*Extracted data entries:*
○ ○ ○

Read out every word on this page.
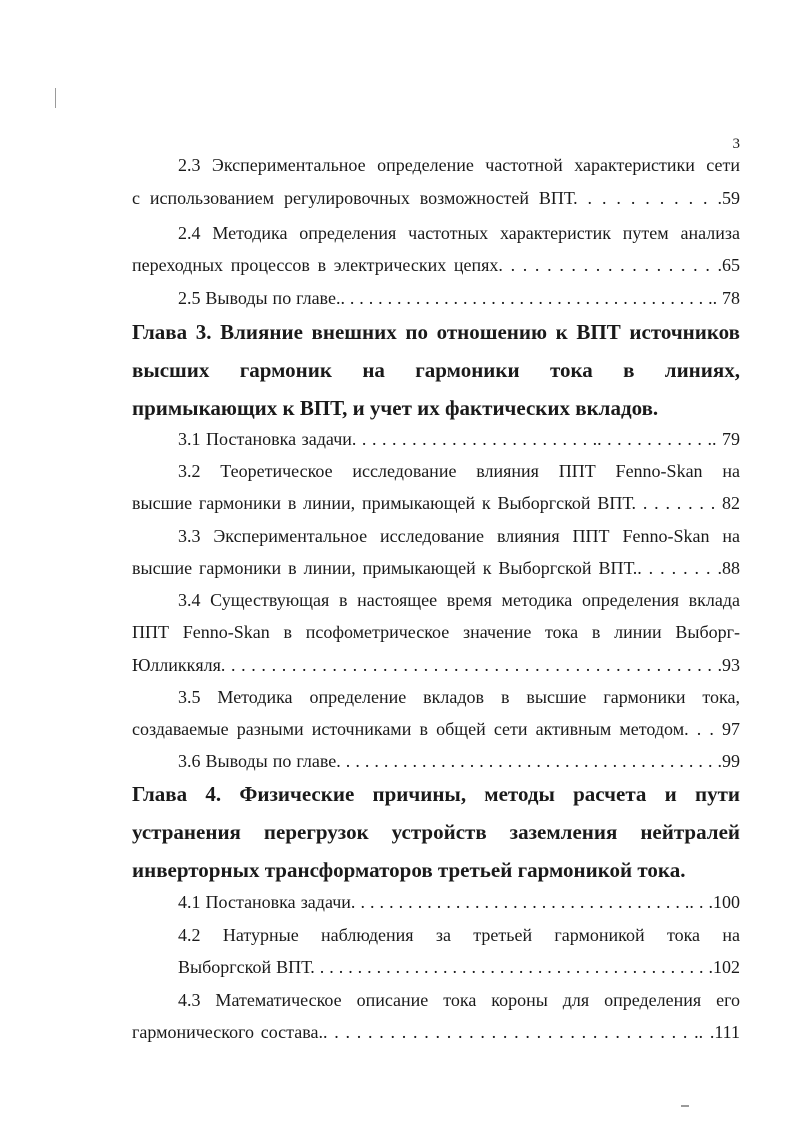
3
2.3 Экспериментальное определение частотной характеристики сети
с использованием регулировочных возможностей ВПТ. . . . . . . . . . .59
2.4 Методика определения частотных характеристик путем анализа
переходных процессов в электрических цепях. . . . . . . . . . . . . . . . . . .65
2.5 Выводы по главе.. . . . . . . . . . . . . . . . . . . . . . . . . . . . . . . . . . . . . . . .. 78
Глава 3. Влияние внешних по отношению к ВПТ источников
высших гармоник на гармоники тока в линиях,
примыкающих к ВПТ, и учет их фактических вкладов.
3.1 Постановка задачи. . . . . . . . . . . . . . . . . . . . . . . . .. . . . . . . . . . . .. 79
3.2 Теоретическое исследование влияния ППТ Fenno-Skan на
высшие гармоники в линии, примыкающей к Выборгской ВПТ. . . . . . . . 82
3.3 Экспериментальное исследование влияния ППТ Fenno-Skan на
высшие гармоники в линии, примыкающей к Выборгской ВПТ.. . . . . . . .88
3.4 Существующая в настоящее время методика определения вклада
ППТ Fenno-Skan в псофометрическое значение тока в линии Выборг-
Юлликкяля. . . . . . . . . . . . . . . . . . . . . . . . . . . . . . . . . . . . . . . . . . . . . . . . . .93
3.5 Методика определение вкладов в высшие гармоники тока,
создаваемые разными источниками в общей сети активным методом. . . 97
3.6 Выводы по главе. . . . . . . . . . . . . . . . . . . . . . . . . . . . . . . . . . . . . . . . .99
Глава 4. Физические причины, методы расчета и пути
устранения перегрузок устройств заземления нейтралей
инверторных трансформаторов третьей гармоникой тока.
4.1 Постановка задачи. . . . . . . . . . . . . . . . . . . . . . . . . . . . . . . . . . . .. . .100
4.2 Натурные наблюдения за третьей гармоникой тока на
Выборгской ВПТ. . . . . . . . . . . . . . . . . . . . . . . . . . . . . . . . . . . . . . . . . . .102
4.3 Математическое описание тока короны для определения его
гармонического состава.. . . . . . . . . . . . . . . . . . . . . . . . . . . . . . . . . .. .111
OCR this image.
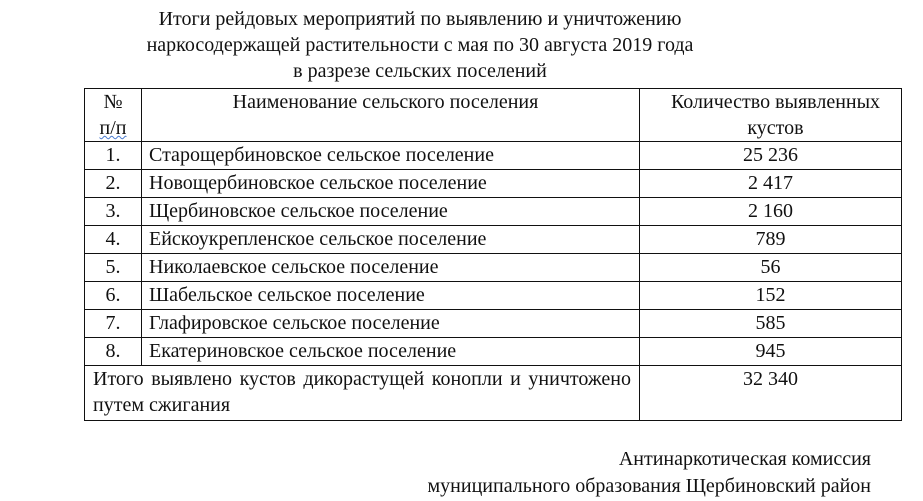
Итоги рейдовых мероприятий по выявлению и уничтожению
наркосодержащей растительности с мая по 30 августа 2019 года
в разрезе сельских поселений
№
п/п	Наименование сельского поселения	Количество выявленных кустов
1.	Старощербиновское сельское поселение	25 236
2.	Новощербиновское сельское поселение	2 417
3.	Щербиновское сельское поселение	2 160
4.	Ейскоукрепленское сельское поселение	789
5.	Николаевское сельское поселение	56
6.	Шабельское сельское поселение	152
7.	Глафировское сельское поселение	585
8.	Екатериновское сельское поселение	945
Итого выявлено кустов дикорастущей конопли и уничтожено путем сжигания		32 340
Антинаркотическая комиссия
муниципального образования Щербиновский район
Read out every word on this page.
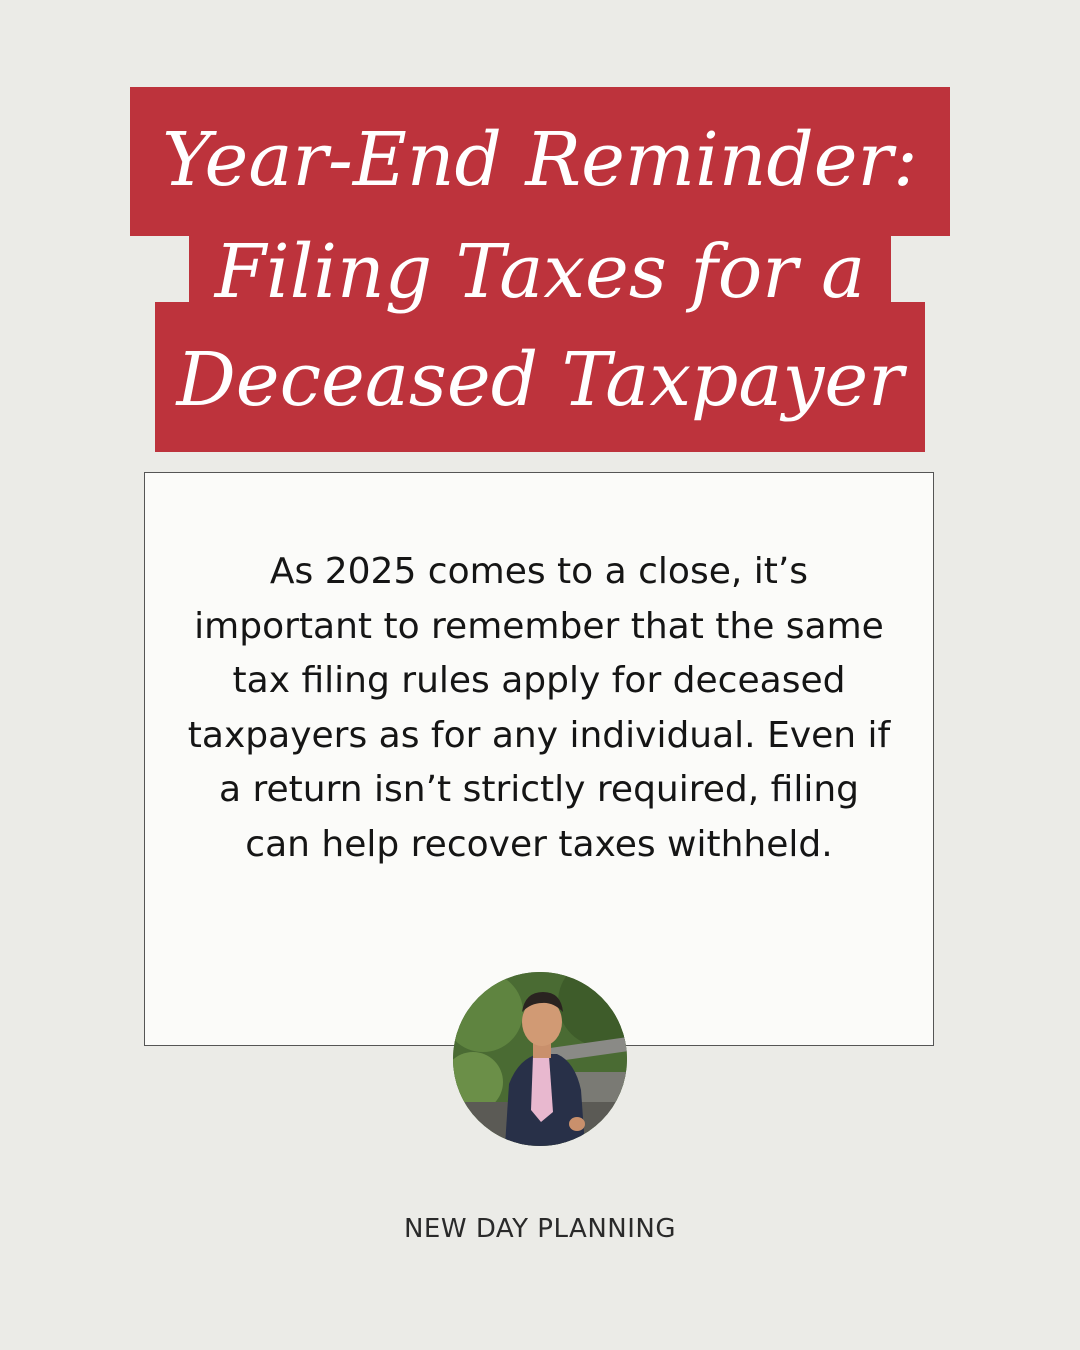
Year-End Reminder:
Filing Taxes for a
Deceased Taxpayer

As 2025 comes to a close, it’s important to remember that the same tax filing rules apply for deceased taxpayers as for any individual. Even if a return isn’t strictly required, filing can help recover taxes withheld.

NEW DAY PLANNING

○ ○ ○

*Set exercise:*
Extract exactly the lines above from the line containing "OCR this image." through the last one, both ends included, but not the pictures.

*The solution:*
OCR this image.
Итоги рейдовых мероприятий по выявлению и уничтожению
наркосодержащей растительности с мая по 30 августа 2019 года
в разрезе сельских поселений
№
п/п	Наименование сельского поселения	Количество выявленных кустов
1.	Старощербиновское сельское поселение	25 236
2.	Новощербиновское сельское поселение	2 417
3.	Щербиновское сельское поселение	2 160
4.	Ейскоукрепленское сельское поселение	789
5.	Николаевское сельское поселение	56
6.	Шабельское сельское поселение	152
7.	Глафировское сельское поселение	585
8.	Екатериновское сельское поселение	945
Итого выявлено кустов дикорастущей конопли и уничтожено путем сжигания		32 340
Антинаркотическая комиссия
муниципального образования Щербиновский район
Read out every word on this page.
Year-End Reminder:
Filing Taxes for a
Deceased Taxpayer

As 2025 comes to a close, it’s important to remember that the same tax filing rules apply for deceased taxpayers as for any individual. Even if a return isn’t strictly required, filing can help recover taxes withheld.

NEW DAY PLANNING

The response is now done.